======== Source material ========

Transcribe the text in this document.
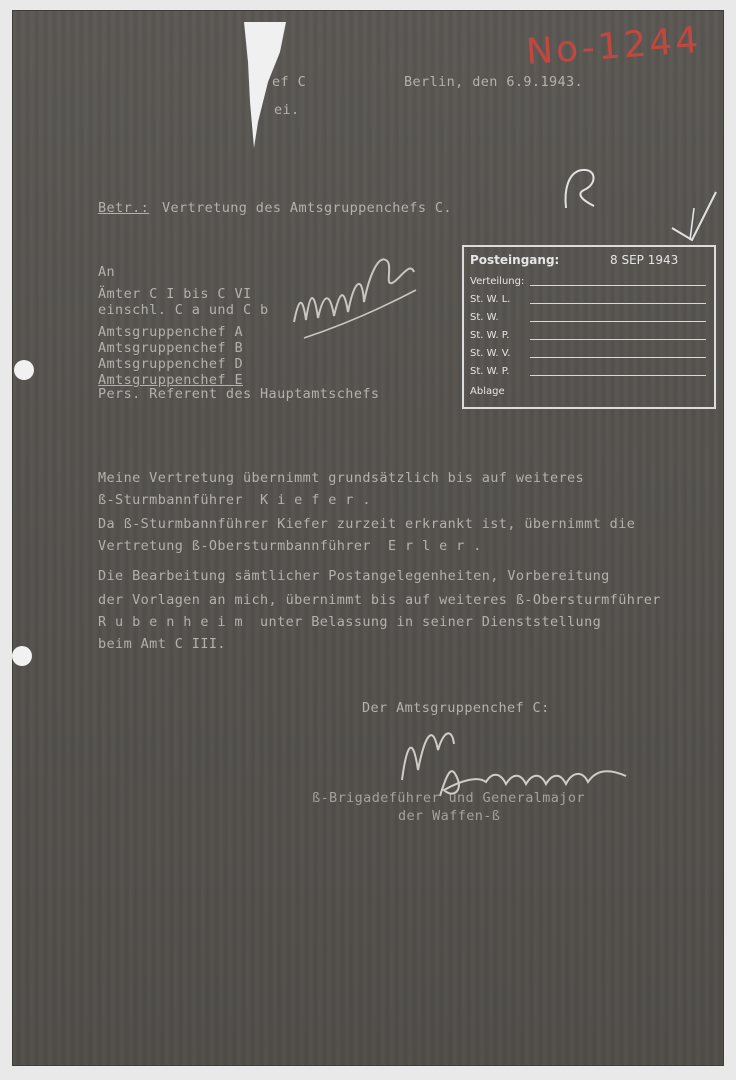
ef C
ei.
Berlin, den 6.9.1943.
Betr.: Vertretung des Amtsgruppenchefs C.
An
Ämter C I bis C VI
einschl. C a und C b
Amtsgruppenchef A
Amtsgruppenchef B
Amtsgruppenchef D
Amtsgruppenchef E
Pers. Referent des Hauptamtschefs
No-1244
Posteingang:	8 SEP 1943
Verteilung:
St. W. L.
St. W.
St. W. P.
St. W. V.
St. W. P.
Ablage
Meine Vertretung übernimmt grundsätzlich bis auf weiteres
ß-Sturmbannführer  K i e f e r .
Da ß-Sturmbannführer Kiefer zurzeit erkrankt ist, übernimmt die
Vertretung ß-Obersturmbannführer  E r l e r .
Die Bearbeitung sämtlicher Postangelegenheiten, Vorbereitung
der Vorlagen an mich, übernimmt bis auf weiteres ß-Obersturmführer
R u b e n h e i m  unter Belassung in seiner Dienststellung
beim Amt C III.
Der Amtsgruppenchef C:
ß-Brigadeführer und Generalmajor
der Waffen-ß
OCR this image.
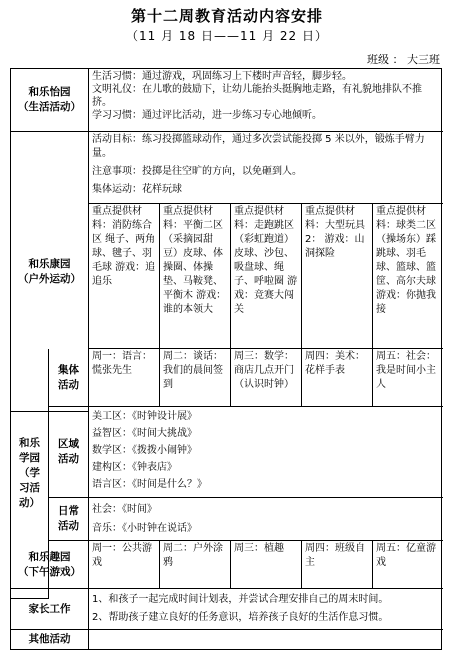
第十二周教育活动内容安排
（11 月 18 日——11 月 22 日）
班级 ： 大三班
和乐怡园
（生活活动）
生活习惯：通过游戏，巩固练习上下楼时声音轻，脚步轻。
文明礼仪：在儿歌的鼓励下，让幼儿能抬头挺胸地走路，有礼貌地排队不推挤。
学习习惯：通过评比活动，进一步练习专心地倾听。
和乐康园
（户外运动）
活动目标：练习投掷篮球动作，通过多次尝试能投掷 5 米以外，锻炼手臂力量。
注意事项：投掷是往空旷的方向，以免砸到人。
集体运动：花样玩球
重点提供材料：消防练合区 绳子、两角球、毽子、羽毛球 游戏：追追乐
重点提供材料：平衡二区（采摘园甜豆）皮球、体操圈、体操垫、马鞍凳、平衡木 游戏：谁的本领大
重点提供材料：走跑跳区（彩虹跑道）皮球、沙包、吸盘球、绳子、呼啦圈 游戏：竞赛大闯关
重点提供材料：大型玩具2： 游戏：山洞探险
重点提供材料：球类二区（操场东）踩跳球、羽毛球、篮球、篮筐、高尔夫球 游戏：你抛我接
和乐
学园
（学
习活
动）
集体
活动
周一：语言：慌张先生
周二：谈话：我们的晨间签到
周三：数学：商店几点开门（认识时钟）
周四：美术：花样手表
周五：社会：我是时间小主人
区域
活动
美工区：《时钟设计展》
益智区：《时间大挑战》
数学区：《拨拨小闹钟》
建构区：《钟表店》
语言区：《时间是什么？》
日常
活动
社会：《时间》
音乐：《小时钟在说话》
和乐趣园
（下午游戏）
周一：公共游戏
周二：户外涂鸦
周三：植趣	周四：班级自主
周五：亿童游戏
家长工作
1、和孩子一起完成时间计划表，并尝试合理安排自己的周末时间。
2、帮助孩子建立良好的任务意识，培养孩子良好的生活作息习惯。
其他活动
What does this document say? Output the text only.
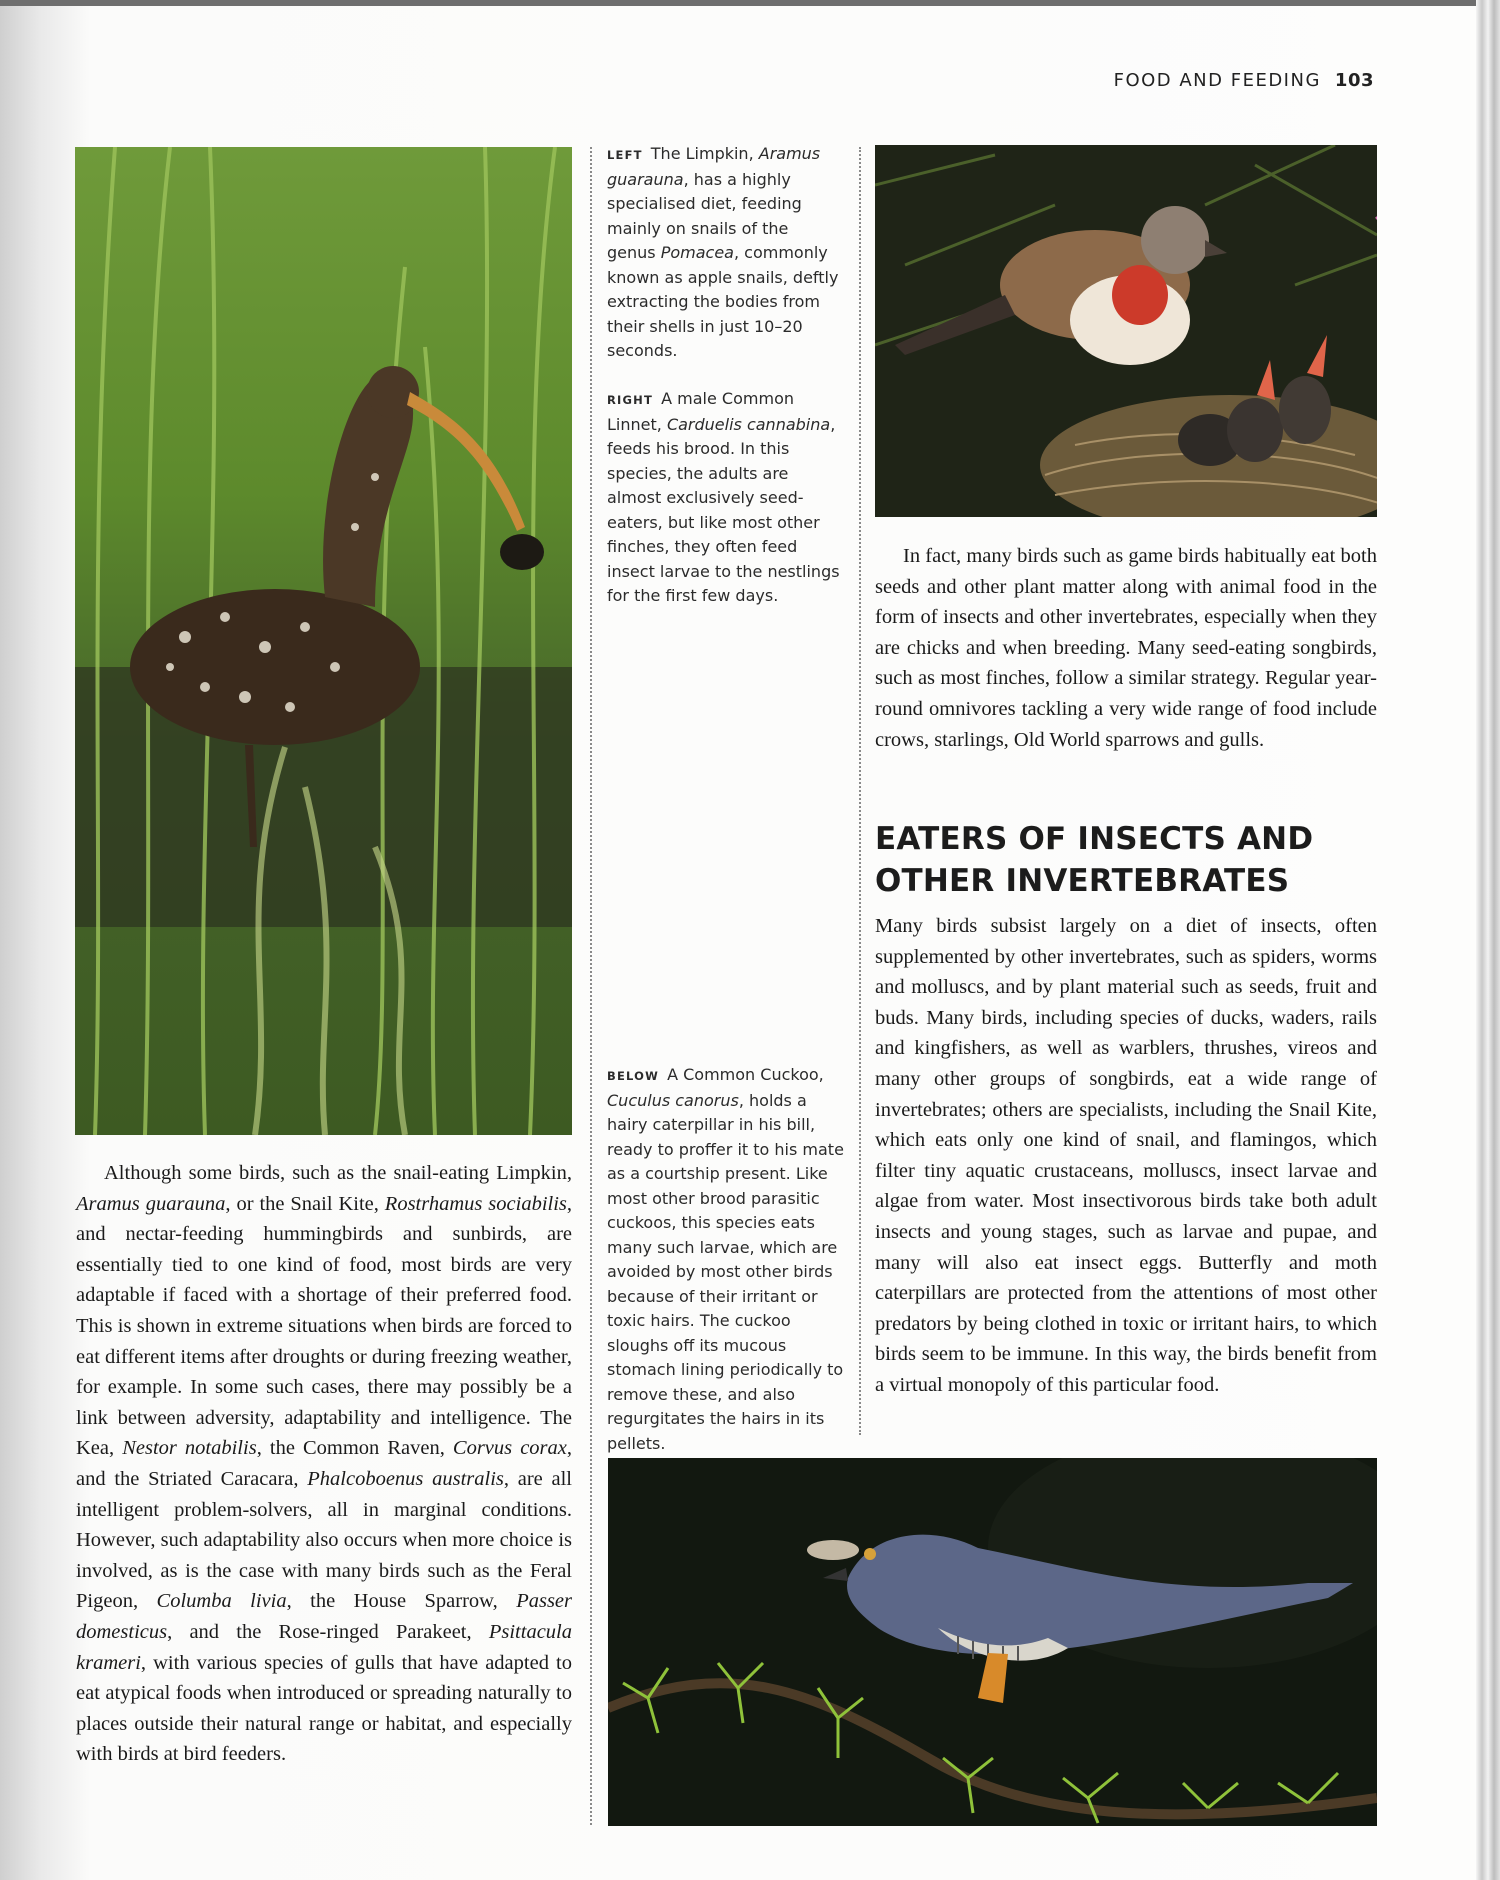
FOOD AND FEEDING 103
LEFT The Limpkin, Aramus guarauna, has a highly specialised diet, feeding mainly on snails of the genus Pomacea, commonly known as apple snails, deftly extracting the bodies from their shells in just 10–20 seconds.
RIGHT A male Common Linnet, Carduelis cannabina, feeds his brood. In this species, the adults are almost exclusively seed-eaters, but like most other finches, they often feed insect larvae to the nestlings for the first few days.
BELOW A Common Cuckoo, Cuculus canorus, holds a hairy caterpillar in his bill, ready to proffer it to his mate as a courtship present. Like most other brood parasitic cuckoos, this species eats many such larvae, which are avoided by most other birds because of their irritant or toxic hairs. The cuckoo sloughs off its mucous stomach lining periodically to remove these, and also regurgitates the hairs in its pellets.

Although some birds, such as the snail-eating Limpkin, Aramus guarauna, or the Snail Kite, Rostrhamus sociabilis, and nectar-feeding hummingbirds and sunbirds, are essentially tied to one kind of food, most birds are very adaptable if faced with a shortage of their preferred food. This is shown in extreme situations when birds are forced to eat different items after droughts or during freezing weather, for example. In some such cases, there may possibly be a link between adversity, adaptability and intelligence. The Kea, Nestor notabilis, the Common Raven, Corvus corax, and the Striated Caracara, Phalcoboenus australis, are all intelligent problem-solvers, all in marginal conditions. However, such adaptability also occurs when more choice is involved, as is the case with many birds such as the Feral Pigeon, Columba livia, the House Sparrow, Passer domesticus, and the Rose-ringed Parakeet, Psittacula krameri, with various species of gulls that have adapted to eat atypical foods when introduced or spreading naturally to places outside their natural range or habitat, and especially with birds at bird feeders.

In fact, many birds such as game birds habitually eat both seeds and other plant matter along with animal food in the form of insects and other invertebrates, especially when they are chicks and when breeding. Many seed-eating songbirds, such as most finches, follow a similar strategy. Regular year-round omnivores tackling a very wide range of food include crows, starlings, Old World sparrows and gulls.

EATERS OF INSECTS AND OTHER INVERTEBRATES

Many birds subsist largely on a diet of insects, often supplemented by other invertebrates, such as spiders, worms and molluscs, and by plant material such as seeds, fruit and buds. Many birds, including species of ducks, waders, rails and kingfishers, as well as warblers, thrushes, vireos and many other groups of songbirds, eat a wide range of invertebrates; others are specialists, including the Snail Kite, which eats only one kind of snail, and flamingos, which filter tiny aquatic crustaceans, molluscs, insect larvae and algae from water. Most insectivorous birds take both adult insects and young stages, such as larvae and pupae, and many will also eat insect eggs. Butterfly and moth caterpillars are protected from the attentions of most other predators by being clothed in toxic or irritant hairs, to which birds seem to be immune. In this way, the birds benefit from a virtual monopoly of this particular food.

========

Exercise aim: Repeat every record above exactly, but leave out any pictures.

Exercise output:
Transcribe the text in this document.
ef C
ei.
Berlin, den 6.9.1943.
Betr.: Vertretung des Amtsgruppenchefs C.
An
Ämter C I bis C VI
einschl. C a und C b
Amtsgruppenchef A
Amtsgruppenchef B
Amtsgruppenchef D
Amtsgruppenchef E
Pers. Referent des Hauptamtschefs
No-1244
Posteingang:	8 SEP 1943
Verteilung:
St. W. L.
St. W.
St. W. P.
St. W. V.
St. W. P.
Ablage
Meine Vertretung übernimmt grundsätzlich bis auf weiteres
ß-Sturmbannführer  K i e f e r .
Da ß-Sturmbannführer Kiefer zurzeit erkrankt ist, übernimmt die
Vertretung ß-Obersturmbannführer  E r l e r .
Die Bearbeitung sämtlicher Postangelegenheiten, Vorbereitung
der Vorlagen an mich, übernimmt bis auf weiteres ß-Obersturmführer
R u b e n h e i m  unter Belassung in seiner Dienststellung
beim Amt C III.
Der Amtsgruppenchef C:
ß-Brigadeführer und Generalmajor
der Waffen-ß
OCR this image.
第十二周教育活动内容安排
（11 月 18 日——11 月 22 日）
班级 ： 大三班
和乐怡园
（生活活动）
生活习惯：通过游戏，巩固练习上下楼时声音轻，脚步轻。
文明礼仪：在儿歌的鼓励下，让幼儿能抬头挺胸地走路，有礼貌地排队不推挤。
学习习惯：通过评比活动，进一步练习专心地倾听。
和乐康园
（户外运动）
活动目标：练习投掷篮球动作，通过多次尝试能投掷 5 米以外，锻炼手臂力量。
注意事项：投掷是往空旷的方向，以免砸到人。
集体运动：花样玩球
重点提供材料：消防练合区 绳子、两角球、毽子、羽毛球 游戏：追追乐
重点提供材料：平衡二区（采摘园甜豆）皮球、体操圈、体操垫、马鞍凳、平衡木 游戏：谁的本领大
重点提供材料：走跑跳区（彩虹跑道）皮球、沙包、吸盘球、绳子、呼啦圈 游戏：竞赛大闯关
重点提供材料：大型玩具2： 游戏：山洞探险
重点提供材料：球类二区（操场东）踩跳球、羽毛球、篮球、篮筐、高尔夫球 游戏：你抛我接
和乐
学园
（学
习活
动）
集体
活动
周一：语言：慌张先生
周二：谈话：我们的晨间签到
周三：数学：商店几点开门（认识时钟）
周四：美术：花样手表
周五：社会：我是时间小主人
区域
活动
美工区：《时钟设计展》
益智区：《时间大挑战》
数学区：《拨拨小闹钟》
建构区：《钟表店》
语言区：《时间是什么？》
日常
活动
社会：《时间》
音乐：《小时钟在说话》
和乐趣园
（下午游戏）
周一：公共游戏
周二：户外涂鸦
周三：植趣	周四：班级自主
周五：亿童游戏
家长工作
1、和孩子一起完成时间计划表，并尝试合理安排自己的周末时间。
2、帮助孩子建立良好的任务意识，培养孩子良好的生活作息习惯。
其他活动
What does this document say? Output the text only.
FOOD AND FEEDING 103
LEFT The Limpkin, Aramus guarauna, has a highly specialised diet, feeding mainly on snails of the genus Pomacea, commonly known as apple snails, deftly extracting the bodies from their shells in just 10–20 seconds.
RIGHT A male Common Linnet, Carduelis cannabina, feeds his brood. In this species, the adults are almost exclusively seed-eaters, but like most other finches, they often feed insect larvae to the nestlings for the first few days.
BELOW A Common Cuckoo, Cuculus canorus, holds a hairy caterpillar in his bill, ready to proffer it to his mate as a courtship present. Like most other brood parasitic cuckoos, this species eats many such larvae, which are avoided by most other birds because of their irritant or toxic hairs. The cuckoo sloughs off its mucous stomach lining periodically to remove these, and also regurgitates the hairs in its pellets.

Although some birds, such as the snail-eating Limpkin, Aramus guarauna, or the Snail Kite, Rostrhamus sociabilis, and nectar-feeding hummingbirds and sunbirds, are essentially tied to one kind of food, most birds are very adaptable if faced with a shortage of their preferred food. This is shown in extreme situations when birds are forced to eat different items after droughts or during freezing weather, for example. In some such cases, there may possibly be a link between adversity, adaptability and intelligence. The Kea, Nestor notabilis, the Common Raven, Corvus corax, and the Striated Caracara, Phalcoboenus australis, are all intelligent problem-solvers, all in marginal conditions. However, such adaptability also occurs when more choice is involved, as is the case with many birds such as the Feral Pigeon, Columba livia, the House Sparrow, Passer domesticus, and the Rose-ringed Parakeet, Psittacula krameri, with various species of gulls that have adapted to eat atypical foods when introduced or spreading naturally to places outside their natural range or habitat, and especially with birds at bird feeders.

In fact, many birds such as game birds habitually eat both seeds and other plant matter along with animal food in the form of insects and other invertebrates, especially when they are chicks and when breeding. Many seed-eating songbirds, such as most finches, follow a similar strategy. Regular year-round omnivores tackling a very wide range of food include crows, starlings, Old World sparrows and gulls.

EATERS OF INSECTS AND OTHER INVERTEBRATES

Many birds subsist largely on a diet of insects, often supplemented by other invertebrates, such as spiders, worms and molluscs, and by plant material such as seeds, fruit and buds. Many birds, including species of ducks, waders, rails and kingfishers, as well as warblers, thrushes, vireos and many other groups of songbirds, eat a wide range of invertebrates; others are specialists, including the Snail Kite, which eats only one kind of snail, and flamingos, which filter tiny aquatic crustaceans, molluscs, insect larvae and algae from water. Most insectivorous birds take both adult insects and young stages, such as larvae and pupae, and many will also eat insect eggs. Butterfly and moth caterpillars are protected from the attentions of most other predators by being clothed in toxic or irritant hairs, to which birds seem to be immune. In this way, the birds benefit from a virtual monopoly of this particular food.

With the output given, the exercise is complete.